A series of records
+-------+

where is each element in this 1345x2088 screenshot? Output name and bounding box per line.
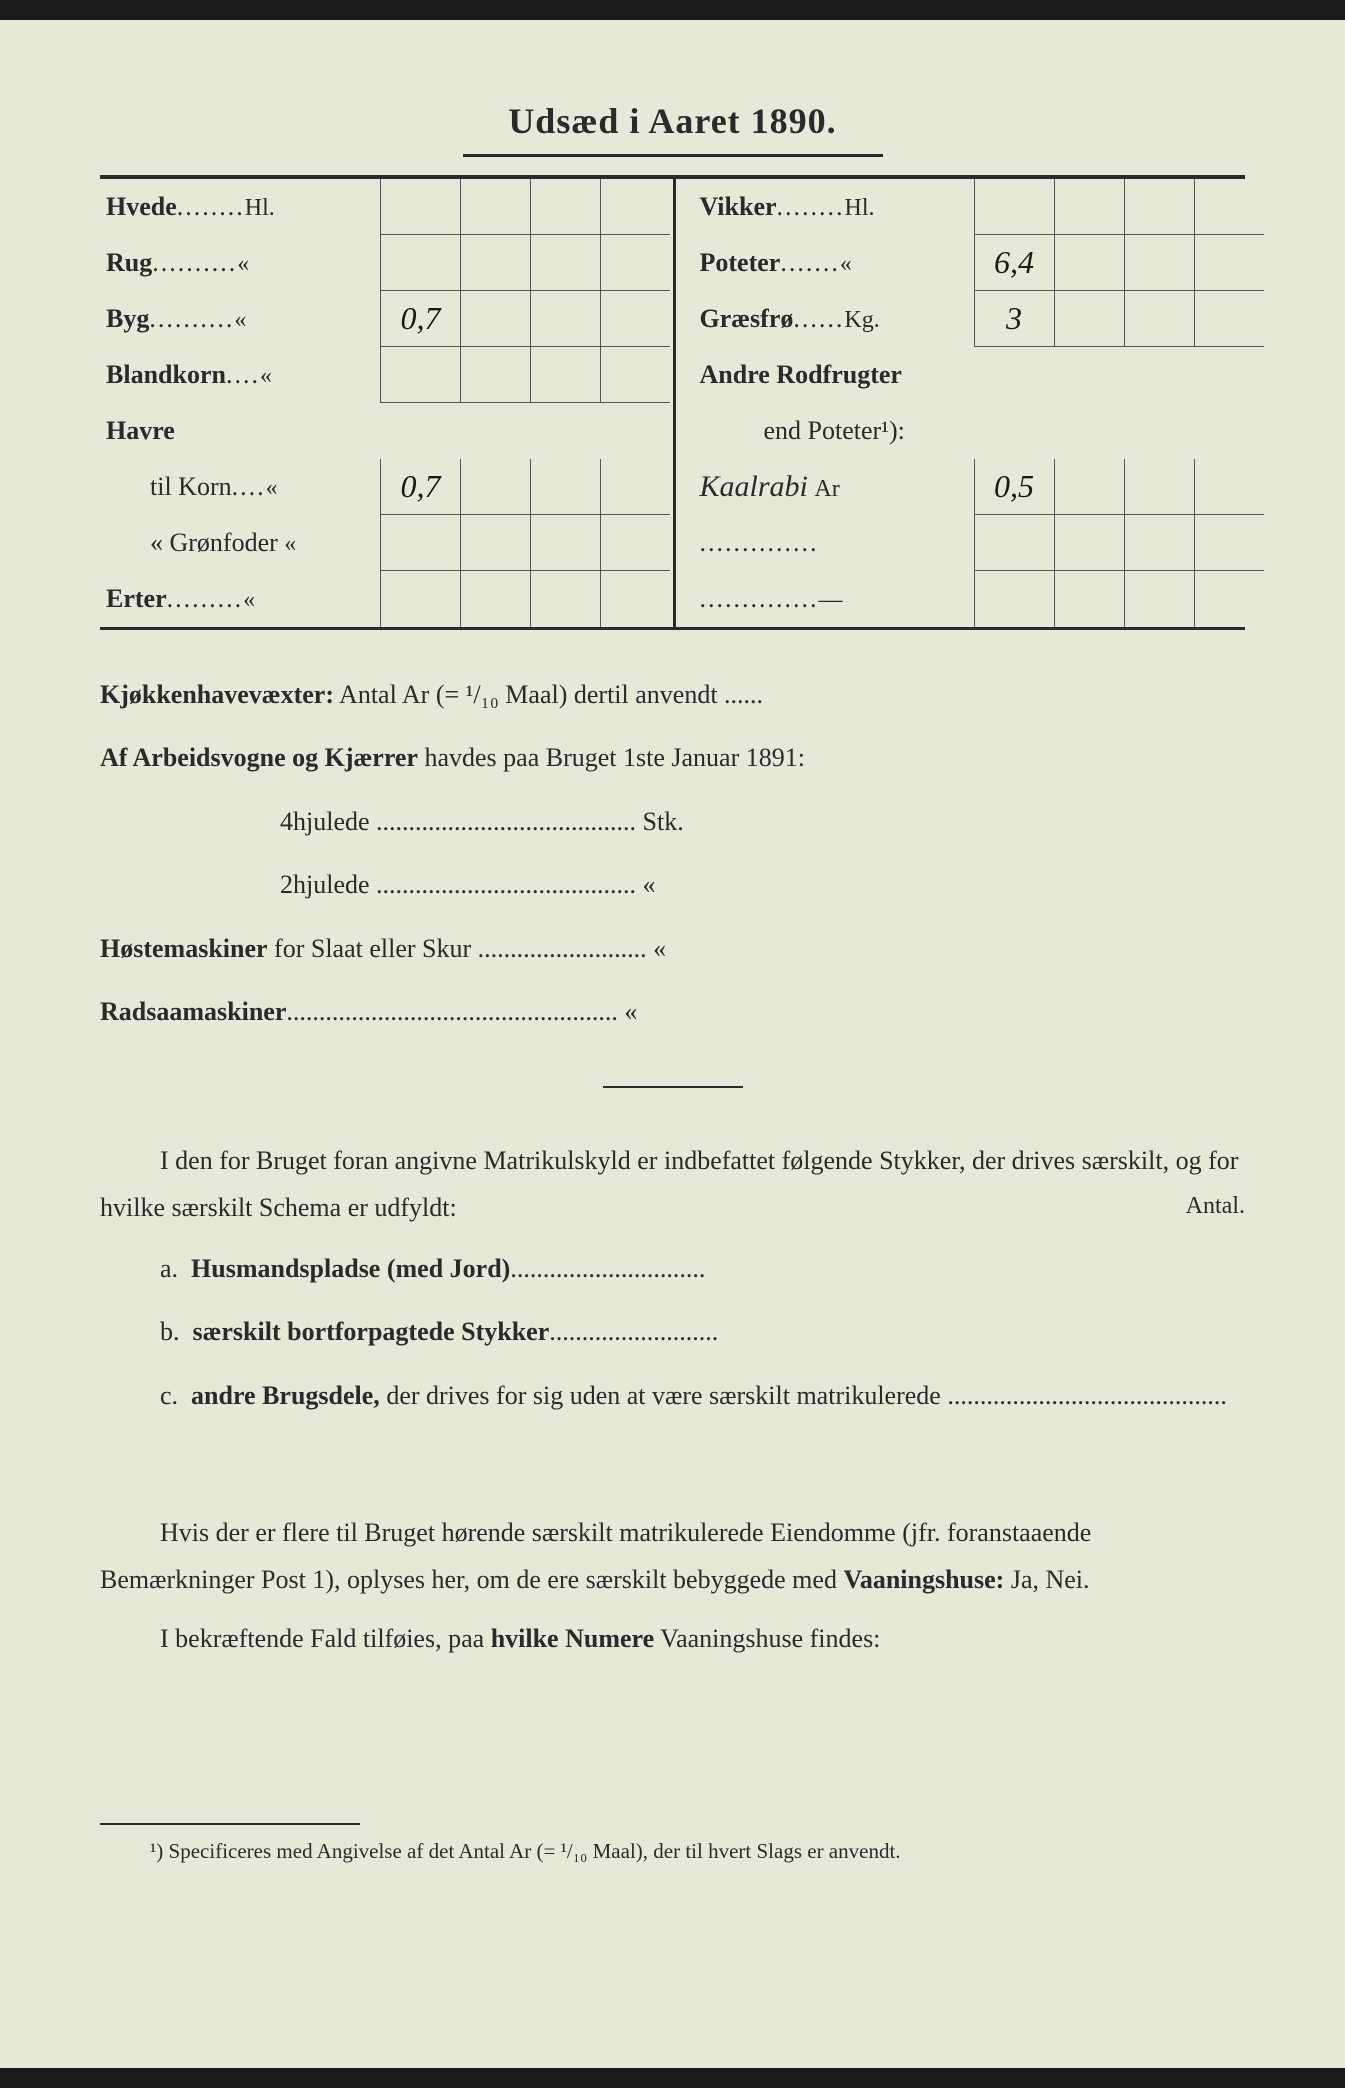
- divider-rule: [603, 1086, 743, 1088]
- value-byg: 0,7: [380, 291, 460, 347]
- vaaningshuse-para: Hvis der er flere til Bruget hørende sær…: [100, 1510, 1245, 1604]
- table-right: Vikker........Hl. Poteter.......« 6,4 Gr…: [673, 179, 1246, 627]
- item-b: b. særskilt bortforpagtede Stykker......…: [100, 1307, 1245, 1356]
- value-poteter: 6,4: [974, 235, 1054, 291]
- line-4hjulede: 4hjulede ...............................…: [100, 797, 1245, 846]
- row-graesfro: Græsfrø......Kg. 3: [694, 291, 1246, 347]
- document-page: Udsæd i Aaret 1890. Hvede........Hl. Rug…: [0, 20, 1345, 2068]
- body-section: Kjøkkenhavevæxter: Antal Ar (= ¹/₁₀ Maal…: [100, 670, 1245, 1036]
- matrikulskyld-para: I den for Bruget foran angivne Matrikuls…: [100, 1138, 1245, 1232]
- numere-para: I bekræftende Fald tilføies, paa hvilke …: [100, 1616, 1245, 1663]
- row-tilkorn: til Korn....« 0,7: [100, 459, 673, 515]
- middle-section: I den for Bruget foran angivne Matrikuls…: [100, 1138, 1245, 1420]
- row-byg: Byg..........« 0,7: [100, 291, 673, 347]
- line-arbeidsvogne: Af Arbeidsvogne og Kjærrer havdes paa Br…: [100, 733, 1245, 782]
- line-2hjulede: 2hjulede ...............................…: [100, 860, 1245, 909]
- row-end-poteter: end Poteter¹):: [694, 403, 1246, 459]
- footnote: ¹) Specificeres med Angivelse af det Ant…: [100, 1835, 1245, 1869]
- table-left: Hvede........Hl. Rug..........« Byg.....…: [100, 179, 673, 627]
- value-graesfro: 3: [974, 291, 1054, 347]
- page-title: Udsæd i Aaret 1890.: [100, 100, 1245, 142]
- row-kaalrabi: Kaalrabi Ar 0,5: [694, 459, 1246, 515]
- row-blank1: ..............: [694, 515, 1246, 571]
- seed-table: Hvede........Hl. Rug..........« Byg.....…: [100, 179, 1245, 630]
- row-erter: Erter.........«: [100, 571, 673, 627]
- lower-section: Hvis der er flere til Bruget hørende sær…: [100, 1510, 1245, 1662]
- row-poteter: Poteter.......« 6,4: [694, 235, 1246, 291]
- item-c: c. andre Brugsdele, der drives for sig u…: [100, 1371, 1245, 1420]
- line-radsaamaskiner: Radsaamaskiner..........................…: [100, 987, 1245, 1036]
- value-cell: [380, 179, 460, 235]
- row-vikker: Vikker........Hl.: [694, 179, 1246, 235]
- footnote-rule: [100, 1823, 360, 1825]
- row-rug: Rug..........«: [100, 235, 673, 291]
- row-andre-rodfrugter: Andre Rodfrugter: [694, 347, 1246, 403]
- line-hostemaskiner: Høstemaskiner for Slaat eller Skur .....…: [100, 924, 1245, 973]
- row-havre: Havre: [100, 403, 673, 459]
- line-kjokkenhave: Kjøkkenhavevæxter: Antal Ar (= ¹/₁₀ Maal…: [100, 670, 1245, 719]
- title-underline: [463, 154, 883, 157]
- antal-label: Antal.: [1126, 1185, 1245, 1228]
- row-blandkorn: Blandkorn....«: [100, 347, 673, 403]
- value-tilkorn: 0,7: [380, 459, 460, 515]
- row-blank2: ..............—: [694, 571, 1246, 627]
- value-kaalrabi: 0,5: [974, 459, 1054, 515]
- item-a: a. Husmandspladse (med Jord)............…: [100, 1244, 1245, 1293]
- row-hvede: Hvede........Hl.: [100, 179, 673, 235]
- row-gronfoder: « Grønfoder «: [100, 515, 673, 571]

+-------+

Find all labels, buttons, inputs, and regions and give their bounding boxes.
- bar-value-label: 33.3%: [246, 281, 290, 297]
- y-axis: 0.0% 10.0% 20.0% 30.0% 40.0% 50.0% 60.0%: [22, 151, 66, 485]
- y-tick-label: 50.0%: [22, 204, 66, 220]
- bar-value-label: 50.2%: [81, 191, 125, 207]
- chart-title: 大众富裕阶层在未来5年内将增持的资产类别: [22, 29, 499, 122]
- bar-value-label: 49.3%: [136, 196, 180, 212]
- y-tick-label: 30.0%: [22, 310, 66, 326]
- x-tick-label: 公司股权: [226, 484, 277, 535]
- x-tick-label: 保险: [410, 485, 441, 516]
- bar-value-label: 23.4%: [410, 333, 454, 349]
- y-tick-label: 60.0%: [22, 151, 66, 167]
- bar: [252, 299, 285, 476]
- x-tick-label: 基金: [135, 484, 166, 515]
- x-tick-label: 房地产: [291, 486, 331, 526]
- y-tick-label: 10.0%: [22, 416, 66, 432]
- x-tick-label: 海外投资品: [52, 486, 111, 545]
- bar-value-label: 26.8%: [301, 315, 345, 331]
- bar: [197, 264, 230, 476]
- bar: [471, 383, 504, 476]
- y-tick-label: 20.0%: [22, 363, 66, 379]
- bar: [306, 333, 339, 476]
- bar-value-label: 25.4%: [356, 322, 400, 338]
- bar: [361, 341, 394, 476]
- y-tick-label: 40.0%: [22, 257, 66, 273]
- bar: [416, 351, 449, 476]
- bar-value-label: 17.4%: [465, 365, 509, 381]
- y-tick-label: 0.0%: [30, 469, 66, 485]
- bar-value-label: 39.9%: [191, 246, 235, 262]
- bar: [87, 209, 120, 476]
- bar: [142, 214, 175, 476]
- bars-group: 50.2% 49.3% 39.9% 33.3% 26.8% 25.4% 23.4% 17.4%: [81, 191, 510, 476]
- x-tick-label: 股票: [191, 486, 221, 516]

+-------+

Copy out word for word the part of the items above that opens with the line containing "Find all labels, buttons, inputs, and" and closes with the line containing "- x-tick-label: 房地产: [291, 486, 331, 526]", both included.

→ **THE OUTPUT**
Find all labels, buttons, inputs, and regions and give their bounding boxes.
- bar-value-label: 33.3%: [246, 281, 290, 297]
- y-axis: 0.0% 10.0% 20.0% 30.0% 40.0% 50.0% 60.0%: [22, 151, 66, 485]
- y-tick-label: 50.0%: [22, 204, 66, 220]
- bar-value-label: 50.2%: [81, 191, 125, 207]
- chart-title: 大众富裕阶层在未来5年内将增持的资产类别: [22, 29, 499, 122]
- bar-value-label: 49.3%: [136, 196, 180, 212]
- y-tick-label: 30.0%: [22, 310, 66, 326]
- x-tick-label: 公司股权: [226, 484, 277, 535]
- x-tick-label: 保险: [410, 485, 441, 516]
- bar-value-label: 23.4%: [410, 333, 454, 349]
- y-tick-label: 60.0%: [22, 151, 66, 167]
- bar: [252, 299, 285, 476]
- x-tick-label: 基金: [135, 484, 166, 515]
- x-tick-label: 房地产: [291, 486, 331, 526]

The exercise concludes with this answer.